** Start **

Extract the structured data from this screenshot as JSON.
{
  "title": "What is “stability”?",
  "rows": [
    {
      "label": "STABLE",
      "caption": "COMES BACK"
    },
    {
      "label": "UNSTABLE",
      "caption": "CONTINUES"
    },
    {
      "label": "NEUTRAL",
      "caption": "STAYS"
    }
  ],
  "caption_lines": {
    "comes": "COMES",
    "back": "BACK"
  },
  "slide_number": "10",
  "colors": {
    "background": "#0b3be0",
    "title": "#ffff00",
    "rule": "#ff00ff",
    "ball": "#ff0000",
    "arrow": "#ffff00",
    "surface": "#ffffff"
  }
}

** End **

# [WORK TO COMPLETE]
Return, from the data, each line that has the word "title" in it.

# [ANSWER BELOW]
  "title": "What is “stability”?",
    "title": "#ffff00",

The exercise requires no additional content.